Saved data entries
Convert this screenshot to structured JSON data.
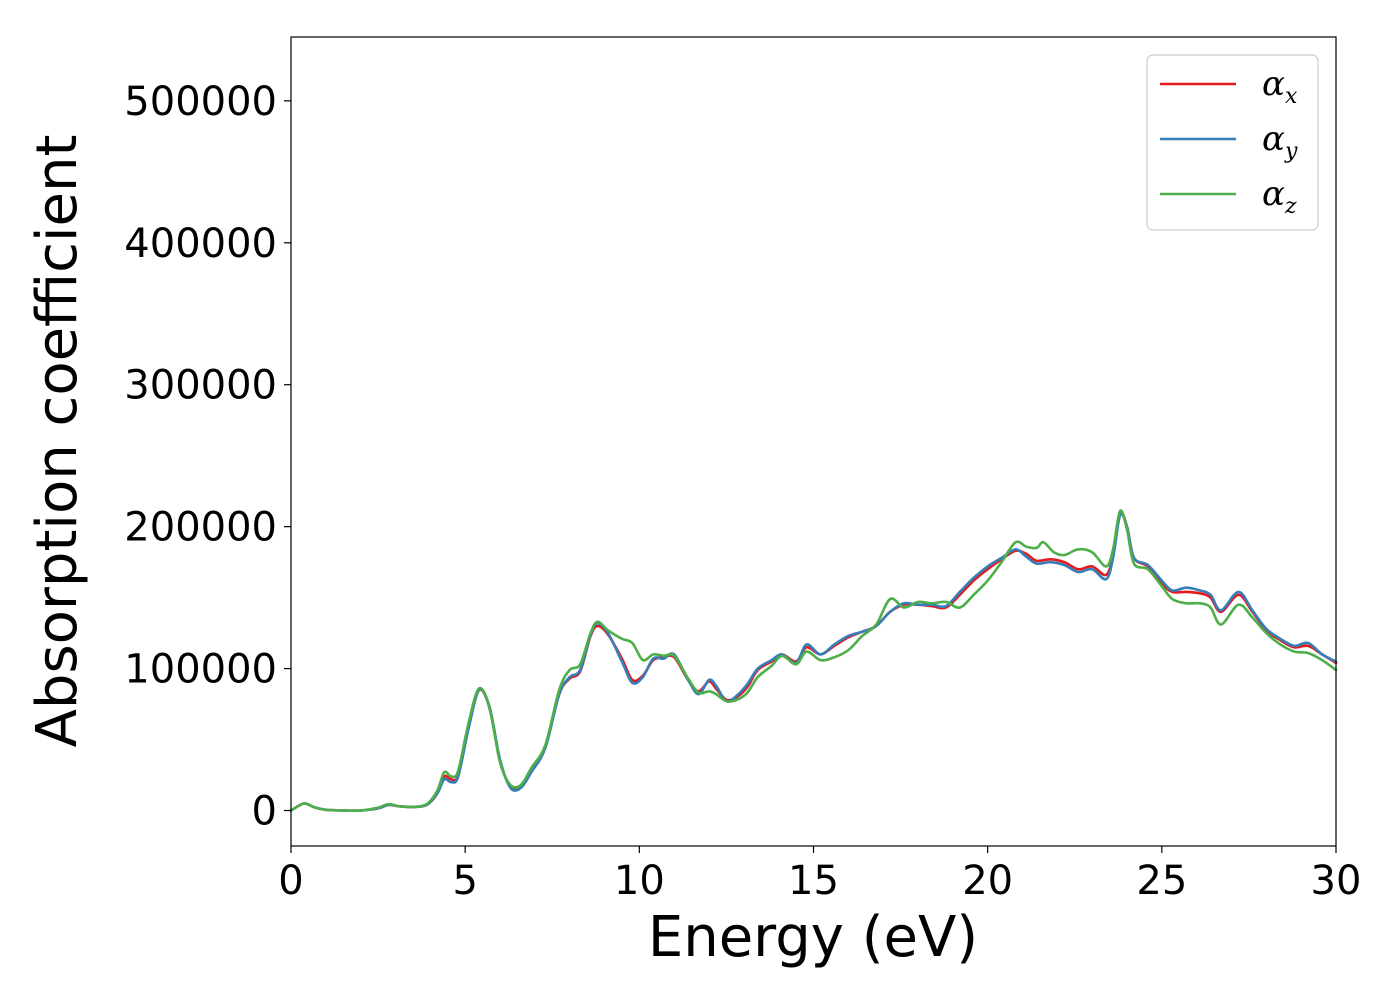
{
  "chart_data": {
    "type": "line",
    "xlabel": "Energy (eV)",
    "ylabel": "Absorption coefficient",
    "xlim": [
      0,
      30
    ],
    "ylim": [
      -25000,
      545000
    ],
    "xticks": [
      0,
      5,
      10,
      15,
      20,
      25,
      30
    ],
    "yticks": [
      0,
      100000,
      200000,
      300000,
      400000,
      500000
    ],
    "xtick_labels": [
      "0",
      "5",
      "10",
      "15",
      "20",
      "25",
      "30"
    ],
    "ytick_labels": [
      "0",
      "100000",
      "200000",
      "300000",
      "400000",
      "500000"
    ],
    "grid": false,
    "legend_position": "top-right",
    "series": [
      {
        "name": "αx",
        "name_base": "α",
        "name_sub": "x",
        "color": "#e41a1c",
        "points": [
          [
            0,
            0
          ],
          [
            0.2,
            3000
          ],
          [
            0.4,
            5000
          ],
          [
            0.7,
            2000
          ],
          [
            1,
            500
          ],
          [
            1.5,
            0
          ],
          [
            2,
            0
          ],
          [
            2.5,
            1500
          ],
          [
            2.8,
            4000
          ],
          [
            3.1,
            3000
          ],
          [
            3.5,
            2500
          ],
          [
            3.9,
            4000
          ],
          [
            4.2,
            12000
          ],
          [
            4.4,
            24000
          ],
          [
            4.6,
            22000
          ],
          [
            4.8,
            25000
          ],
          [
            5.1,
            60000
          ],
          [
            5.4,
            85000
          ],
          [
            5.7,
            72000
          ],
          [
            6,
            35000
          ],
          [
            6.3,
            17000
          ],
          [
            6.6,
            17000
          ],
          [
            6.9,
            28000
          ],
          [
            7.3,
            45000
          ],
          [
            7.7,
            82000
          ],
          [
            8,
            93000
          ],
          [
            8.3,
            98000
          ],
          [
            8.6,
            123000
          ],
          [
            8.8,
            130000
          ],
          [
            9.1,
            124000
          ],
          [
            9.5,
            107000
          ],
          [
            9.8,
            92000
          ],
          [
            10.1,
            95000
          ],
          [
            10.4,
            106000
          ],
          [
            10.7,
            108000
          ],
          [
            11,
            108000
          ],
          [
            11.4,
            92000
          ],
          [
            11.7,
            84000
          ],
          [
            12,
            91000
          ],
          [
            12.2,
            86000
          ],
          [
            12.5,
            78000
          ],
          [
            12.8,
            80000
          ],
          [
            13.1,
            87000
          ],
          [
            13.4,
            99000
          ],
          [
            13.8,
            105000
          ],
          [
            14.1,
            110000
          ],
          [
            14.5,
            105000
          ],
          [
            14.8,
            115000
          ],
          [
            15.2,
            110000
          ],
          [
            15.6,
            116000
          ],
          [
            16,
            122000
          ],
          [
            16.4,
            126000
          ],
          [
            16.8,
            130000
          ],
          [
            17.2,
            140000
          ],
          [
            17.6,
            145000
          ],
          [
            18,
            145000
          ],
          [
            18.4,
            144000
          ],
          [
            18.8,
            143000
          ],
          [
            19.2,
            152000
          ],
          [
            19.6,
            162000
          ],
          [
            20,
            170000
          ],
          [
            20.4,
            177000
          ],
          [
            20.8,
            183000
          ],
          [
            21.1,
            181000
          ],
          [
            21.4,
            176000
          ],
          [
            21.8,
            177000
          ],
          [
            22.2,
            175000
          ],
          [
            22.6,
            170000
          ],
          [
            23,
            172000
          ],
          [
            23.4,
            166000
          ],
          [
            23.6,
            180000
          ],
          [
            23.8,
            209000
          ],
          [
            24,
            200000
          ],
          [
            24.2,
            178000
          ],
          [
            24.6,
            172000
          ],
          [
            25,
            160000
          ],
          [
            25.3,
            154000
          ],
          [
            25.7,
            154000
          ],
          [
            26.1,
            153000
          ],
          [
            26.4,
            150000
          ],
          [
            26.7,
            140000
          ],
          [
            27.2,
            152000
          ],
          [
            27.6,
            140000
          ],
          [
            28,
            127000
          ],
          [
            28.4,
            120000
          ],
          [
            28.8,
            115000
          ],
          [
            29.2,
            116000
          ],
          [
            29.6,
            110000
          ],
          [
            30,
            104000
          ]
        ]
      },
      {
        "name": "αy",
        "name_base": "α",
        "name_sub": "y",
        "color": "#377eb8",
        "points": [
          [
            0,
            0
          ],
          [
            0.2,
            3000
          ],
          [
            0.4,
            5000
          ],
          [
            0.7,
            2000
          ],
          [
            1,
            500
          ],
          [
            1.5,
            0
          ],
          [
            2,
            0
          ],
          [
            2.5,
            1500
          ],
          [
            2.8,
            4000
          ],
          [
            3.1,
            3000
          ],
          [
            3.5,
            2500
          ],
          [
            3.9,
            4000
          ],
          [
            4.2,
            12000
          ],
          [
            4.4,
            22000
          ],
          [
            4.6,
            20000
          ],
          [
            4.8,
            24000
          ],
          [
            5.1,
            58000
          ],
          [
            5.4,
            85000
          ],
          [
            5.7,
            73000
          ],
          [
            6,
            36000
          ],
          [
            6.3,
            16000
          ],
          [
            6.6,
            16000
          ],
          [
            6.9,
            27000
          ],
          [
            7.3,
            44000
          ],
          [
            7.7,
            82000
          ],
          [
            8,
            94000
          ],
          [
            8.3,
            99000
          ],
          [
            8.6,
            124000
          ],
          [
            8.8,
            132000
          ],
          [
            9.1,
            125000
          ],
          [
            9.5,
            105000
          ],
          [
            9.8,
            90000
          ],
          [
            10.1,
            94000
          ],
          [
            10.4,
            107000
          ],
          [
            10.7,
            107000
          ],
          [
            11,
            110000
          ],
          [
            11.4,
            92000
          ],
          [
            11.7,
            82000
          ],
          [
            12,
            92000
          ],
          [
            12.2,
            88000
          ],
          [
            12.5,
            77000
          ],
          [
            12.8,
            81000
          ],
          [
            13.1,
            89000
          ],
          [
            13.4,
            100000
          ],
          [
            13.8,
            106000
          ],
          [
            14.1,
            110000
          ],
          [
            14.5,
            104000
          ],
          [
            14.8,
            117000
          ],
          [
            15.2,
            110000
          ],
          [
            15.6,
            117000
          ],
          [
            16,
            123000
          ],
          [
            16.4,
            126000
          ],
          [
            16.8,
            130000
          ],
          [
            17.2,
            140000
          ],
          [
            17.6,
            146000
          ],
          [
            18,
            145000
          ],
          [
            18.4,
            145000
          ],
          [
            18.8,
            144000
          ],
          [
            19.2,
            154000
          ],
          [
            19.6,
            164000
          ],
          [
            20,
            172000
          ],
          [
            20.4,
            178000
          ],
          [
            20.8,
            184000
          ],
          [
            21.1,
            179000
          ],
          [
            21.4,
            174000
          ],
          [
            21.8,
            175000
          ],
          [
            22.2,
            173000
          ],
          [
            22.6,
            168000
          ],
          [
            23,
            170000
          ],
          [
            23.4,
            163000
          ],
          [
            23.6,
            178000
          ],
          [
            23.8,
            208000
          ],
          [
            24,
            200000
          ],
          [
            24.2,
            178000
          ],
          [
            24.6,
            173000
          ],
          [
            25,
            162000
          ],
          [
            25.3,
            155000
          ],
          [
            25.7,
            157000
          ],
          [
            26.1,
            155000
          ],
          [
            26.4,
            152000
          ],
          [
            26.7,
            141000
          ],
          [
            27.2,
            154000
          ],
          [
            27.6,
            141000
          ],
          [
            28,
            128000
          ],
          [
            28.4,
            121000
          ],
          [
            28.8,
            116000
          ],
          [
            29.2,
            118000
          ],
          [
            29.6,
            110000
          ],
          [
            30,
            105000
          ]
        ]
      },
      {
        "name": "αz",
        "name_base": "α",
        "name_sub": "z",
        "color": "#4daf4a",
        "points": [
          [
            0,
            0
          ],
          [
            0.2,
            3000
          ],
          [
            0.4,
            5000
          ],
          [
            0.7,
            2000
          ],
          [
            1,
            500
          ],
          [
            1.5,
            0
          ],
          [
            2,
            0
          ],
          [
            2.5,
            2000
          ],
          [
            2.8,
            4500
          ],
          [
            3.1,
            3000
          ],
          [
            3.5,
            2500
          ],
          [
            3.9,
            4500
          ],
          [
            4.2,
            14000
          ],
          [
            4.4,
            27000
          ],
          [
            4.6,
            24000
          ],
          [
            4.8,
            28000
          ],
          [
            5.1,
            62000
          ],
          [
            5.4,
            86000
          ],
          [
            5.7,
            72000
          ],
          [
            6,
            34000
          ],
          [
            6.3,
            18000
          ],
          [
            6.6,
            18000
          ],
          [
            6.9,
            30000
          ],
          [
            7.3,
            46000
          ],
          [
            7.7,
            85000
          ],
          [
            8,
            99000
          ],
          [
            8.3,
            103000
          ],
          [
            8.6,
            125000
          ],
          [
            8.8,
            133000
          ],
          [
            9.1,
            127000
          ],
          [
            9.5,
            121000
          ],
          [
            9.8,
            118000
          ],
          [
            10.1,
            106000
          ],
          [
            10.4,
            110000
          ],
          [
            10.7,
            109000
          ],
          [
            11,
            109000
          ],
          [
            11.4,
            93000
          ],
          [
            11.7,
            83000
          ],
          [
            12,
            84000
          ],
          [
            12.2,
            82000
          ],
          [
            12.5,
            77000
          ],
          [
            12.8,
            78000
          ],
          [
            13.1,
            83000
          ],
          [
            13.4,
            94000
          ],
          [
            13.8,
            102000
          ],
          [
            14.1,
            109000
          ],
          [
            14.5,
            103000
          ],
          [
            14.8,
            112000
          ],
          [
            15.2,
            106000
          ],
          [
            15.6,
            108000
          ],
          [
            16,
            113000
          ],
          [
            16.4,
            123000
          ],
          [
            16.8,
            131000
          ],
          [
            17.2,
            149000
          ],
          [
            17.6,
            143000
          ],
          [
            18,
            147000
          ],
          [
            18.4,
            146000
          ],
          [
            18.8,
            147000
          ],
          [
            19.2,
            143000
          ],
          [
            19.6,
            152000
          ],
          [
            20,
            162000
          ],
          [
            20.4,
            175000
          ],
          [
            20.8,
            189000
          ],
          [
            21.1,
            186000
          ],
          [
            21.4,
            185000
          ],
          [
            21.6,
            189000
          ],
          [
            21.9,
            182000
          ],
          [
            22.2,
            180000
          ],
          [
            22.6,
            184000
          ],
          [
            23,
            182000
          ],
          [
            23.4,
            172000
          ],
          [
            23.6,
            184000
          ],
          [
            23.8,
            211000
          ],
          [
            24,
            198000
          ],
          [
            24.2,
            174000
          ],
          [
            24.6,
            170000
          ],
          [
            25,
            158000
          ],
          [
            25.3,
            149000
          ],
          [
            25.7,
            146000
          ],
          [
            26.1,
            146000
          ],
          [
            26.4,
            143000
          ],
          [
            26.7,
            131000
          ],
          [
            27.2,
            145000
          ],
          [
            27.6,
            136000
          ],
          [
            28,
            125000
          ],
          [
            28.4,
            117000
          ],
          [
            28.8,
            112000
          ],
          [
            29.2,
            111000
          ],
          [
            29.6,
            106000
          ],
          [
            30,
            99000
          ]
        ]
      }
    ]
  }
}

● Directive: Check all the records above and select each line where the string "color" is found.

● Output for this exercise:
        "color": "#e41a1c",
        "color": "#377eb8",
        "color": "#4daf4a",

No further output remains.